> _Task instructions_
Please write out the material that follows, exactly as it stands.

-- START OF Extracted material --

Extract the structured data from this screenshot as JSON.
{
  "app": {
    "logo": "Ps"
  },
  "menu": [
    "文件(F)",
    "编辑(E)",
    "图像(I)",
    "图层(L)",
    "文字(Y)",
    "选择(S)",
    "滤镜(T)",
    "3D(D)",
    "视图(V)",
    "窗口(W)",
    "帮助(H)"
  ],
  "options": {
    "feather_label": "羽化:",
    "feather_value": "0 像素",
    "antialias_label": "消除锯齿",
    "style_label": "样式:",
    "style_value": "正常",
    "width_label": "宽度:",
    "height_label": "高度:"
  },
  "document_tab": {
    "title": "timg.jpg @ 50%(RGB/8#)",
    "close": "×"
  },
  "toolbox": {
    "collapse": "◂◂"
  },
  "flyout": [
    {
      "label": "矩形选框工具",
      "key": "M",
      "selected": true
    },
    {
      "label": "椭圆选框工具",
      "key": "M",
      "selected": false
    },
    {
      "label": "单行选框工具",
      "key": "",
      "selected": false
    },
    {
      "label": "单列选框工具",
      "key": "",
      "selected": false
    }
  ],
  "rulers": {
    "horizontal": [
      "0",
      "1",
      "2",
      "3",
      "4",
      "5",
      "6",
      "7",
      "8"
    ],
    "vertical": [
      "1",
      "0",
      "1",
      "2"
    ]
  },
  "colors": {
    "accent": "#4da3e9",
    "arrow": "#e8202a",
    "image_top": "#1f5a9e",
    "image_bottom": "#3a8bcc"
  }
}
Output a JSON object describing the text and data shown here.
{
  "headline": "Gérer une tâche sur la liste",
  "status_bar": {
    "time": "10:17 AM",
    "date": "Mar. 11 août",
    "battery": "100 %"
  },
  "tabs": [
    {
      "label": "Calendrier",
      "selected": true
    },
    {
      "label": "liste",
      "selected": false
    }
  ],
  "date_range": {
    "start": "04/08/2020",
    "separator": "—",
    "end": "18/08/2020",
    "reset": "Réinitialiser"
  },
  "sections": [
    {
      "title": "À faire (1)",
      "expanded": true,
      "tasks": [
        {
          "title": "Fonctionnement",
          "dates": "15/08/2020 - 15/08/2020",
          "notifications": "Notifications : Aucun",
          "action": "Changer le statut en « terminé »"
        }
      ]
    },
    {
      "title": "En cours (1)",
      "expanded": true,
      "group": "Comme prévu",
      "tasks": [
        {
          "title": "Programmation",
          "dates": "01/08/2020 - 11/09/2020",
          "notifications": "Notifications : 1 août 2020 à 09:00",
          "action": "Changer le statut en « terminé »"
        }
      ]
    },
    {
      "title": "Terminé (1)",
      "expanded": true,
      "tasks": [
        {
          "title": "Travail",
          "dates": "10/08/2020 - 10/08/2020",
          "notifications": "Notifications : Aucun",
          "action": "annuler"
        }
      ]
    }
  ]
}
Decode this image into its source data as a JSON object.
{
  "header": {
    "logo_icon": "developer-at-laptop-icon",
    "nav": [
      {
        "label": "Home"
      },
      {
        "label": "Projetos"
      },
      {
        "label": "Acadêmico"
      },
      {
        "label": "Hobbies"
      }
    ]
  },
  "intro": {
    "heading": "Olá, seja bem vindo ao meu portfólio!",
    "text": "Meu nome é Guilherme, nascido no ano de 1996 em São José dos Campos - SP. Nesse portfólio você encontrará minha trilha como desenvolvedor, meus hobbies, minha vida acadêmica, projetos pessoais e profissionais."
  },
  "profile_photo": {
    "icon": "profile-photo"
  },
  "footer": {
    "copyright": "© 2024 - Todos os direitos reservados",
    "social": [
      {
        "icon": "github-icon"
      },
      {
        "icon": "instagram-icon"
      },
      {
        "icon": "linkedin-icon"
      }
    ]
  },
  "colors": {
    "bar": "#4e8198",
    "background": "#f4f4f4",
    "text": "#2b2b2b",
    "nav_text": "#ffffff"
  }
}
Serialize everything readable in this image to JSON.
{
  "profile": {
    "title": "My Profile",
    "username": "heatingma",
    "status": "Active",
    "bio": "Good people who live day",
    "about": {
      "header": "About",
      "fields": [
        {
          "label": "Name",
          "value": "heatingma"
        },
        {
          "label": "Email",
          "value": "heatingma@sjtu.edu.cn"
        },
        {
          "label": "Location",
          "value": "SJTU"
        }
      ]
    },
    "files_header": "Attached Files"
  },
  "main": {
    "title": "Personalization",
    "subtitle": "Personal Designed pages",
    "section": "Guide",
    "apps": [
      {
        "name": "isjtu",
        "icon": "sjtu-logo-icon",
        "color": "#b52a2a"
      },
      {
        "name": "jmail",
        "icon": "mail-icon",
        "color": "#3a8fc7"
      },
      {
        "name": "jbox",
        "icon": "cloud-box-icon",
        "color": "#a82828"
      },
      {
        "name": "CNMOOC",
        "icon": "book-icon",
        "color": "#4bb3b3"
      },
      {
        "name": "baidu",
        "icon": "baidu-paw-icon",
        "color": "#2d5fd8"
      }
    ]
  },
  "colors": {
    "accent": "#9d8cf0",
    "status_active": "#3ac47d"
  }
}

-- END OF Extracted material --

> _Solution to this exercise_
Extract the structured data from this screenshot as JSON.
{
  "app": {
    "logo": "Ps"
  },
  "menu": [
    "文件(F)",
    "编辑(E)",
    "图像(I)",
    "图层(L)",
    "文字(Y)",
    "选择(S)",
    "滤镜(T)",
    "3D(D)",
    "视图(V)",
    "窗口(W)",
    "帮助(H)"
  ],
  "options": {
    "feather_label": "羽化:",
    "feather_value": "0 像素",
    "antialias_label": "消除锯齿",
    "style_label": "样式:",
    "style_value": "正常",
    "width_label": "宽度:",
    "height_label": "高度:"
  },
  "document_tab": {
    "title": "timg.jpg @ 50%(RGB/8#)",
    "close": "×"
  },
  "toolbox": {
    "collapse": "◂◂"
  },
  "flyout": [
    {
      "label": "矩形选框工具",
      "key": "M",
      "selected": true
    },
    {
      "label": "椭圆选框工具",
      "key": "M",
      "selected": false
    },
    {
      "label": "单行选框工具",
      "key": "",
      "selected": false
    },
    {
      "label": "单列选框工具",
      "key": "",
      "selected": false
    }
  ],
  "rulers": {
    "horizontal": [
      "0",
      "1",
      "2",
      "3",
      "4",
      "5",
      "6",
      "7",
      "8"
    ],
    "vertical": [
      "1",
      "0",
      "1",
      "2"
    ]
  },
  "colors": {
    "accent": "#4da3e9",
    "arrow": "#e8202a",
    "image_top": "#1f5a9e",
    "image_bottom": "#3a8bcc"
  }
}
Output a JSON object describing the text and data shown here.
{
  "headline": "Gérer une tâche sur la liste",
  "status_bar": {
    "time": "10:17 AM",
    "date": "Mar. 11 août",
    "battery": "100 %"
  },
  "tabs": [
    {
      "label": "Calendrier",
      "selected": true
    },
    {
      "label": "liste",
      "selected": false
    }
  ],
  "date_range": {
    "start": "04/08/2020",
    "separator": "—",
    "end": "18/08/2020",
    "reset": "Réinitialiser"
  },
  "sections": [
    {
      "title": "À faire (1)",
      "expanded": true,
      "tasks": [
        {
          "title": "Fonctionnement",
          "dates": "15/08/2020 - 15/08/2020",
          "notifications": "Notifications : Aucun",
          "action": "Changer le statut en « terminé »"
        }
      ]
    },
    {
      "title": "En cours (1)",
      "expanded": true,
      "group": "Comme prévu",
      "tasks": [
        {
          "title": "Programmation",
          "dates": "01/08/2020 - 11/09/2020",
          "notifications": "Notifications : 1 août 2020 à 09:00",
          "action": "Changer le statut en « terminé »"
        }
      ]
    },
    {
      "title": "Terminé (1)",
      "expanded": true,
      "tasks": [
        {
          "title": "Travail",
          "dates": "10/08/2020 - 10/08/2020",
          "notifications": "Notifications : Aucun",
          "action": "annuler"
        }
      ]
    }
  ]
}
Decode this image into its source data as a JSON object.
{
  "header": {
    "logo_icon": "developer-at-laptop-icon",
    "nav": [
      {
        "label": "Home"
      },
      {
        "label": "Projetos"
      },
      {
        "label": "Acadêmico"
      },
      {
        "label": "Hobbies"
      }
    ]
  },
  "intro": {
    "heading": "Olá, seja bem vindo ao meu portfólio!",
    "text": "Meu nome é Guilherme, nascido no ano de 1996 em São José dos Campos - SP. Nesse portfólio você encontrará minha trilha como desenvolvedor, meus hobbies, minha vida acadêmica, projetos pessoais e profissionais."
  },
  "profile_photo": {
    "icon": "profile-photo"
  },
  "footer": {
    "copyright": "© 2024 - Todos os direitos reservados",
    "social": [
      {
        "icon": "github-icon"
      },
      {
        "icon": "instagram-icon"
      },
      {
        "icon": "linkedin-icon"
      }
    ]
  },
  "colors": {
    "bar": "#4e8198",
    "background": "#f4f4f4",
    "text": "#2b2b2b",
    "nav_text": "#ffffff"
  }
}
Serialize everything readable in this image to JSON.
{
  "profile": {
    "title": "My Profile",
    "username": "heatingma",
    "status": "Active",
    "bio": "Good people who live day",
    "about": {
      "header": "About",
      "fields": [
        {
          "label": "Name",
          "value": "heatingma"
        },
        {
          "label": "Email",
          "value": "heatingma@sjtu.edu.cn"
        },
        {
          "label": "Location",
          "value": "SJTU"
        }
      ]
    },
    "files_header": "Attached Files"
  },
  "main": {
    "title": "Personalization",
    "subtitle": "Personal Designed pages",
    "section": "Guide",
    "apps": [
      {
        "name": "isjtu",
        "icon": "sjtu-logo-icon",
        "color": "#b52a2a"
      },
      {
        "name": "jmail",
        "icon": "mail-icon",
        "color": "#3a8fc7"
      },
      {
        "name": "jbox",
        "icon": "cloud-box-icon",
        "color": "#a82828"
      },
      {
        "name": "CNMOOC",
        "icon": "book-icon",
        "color": "#4bb3b3"
      },
      {
        "name": "baidu",
        "icon": "baidu-paw-icon",
        "color": "#2d5fd8"
      }
    ]
  },
  "colors": {
    "accent": "#9d8cf0",
    "status_active": "#3ac47d"
  }
}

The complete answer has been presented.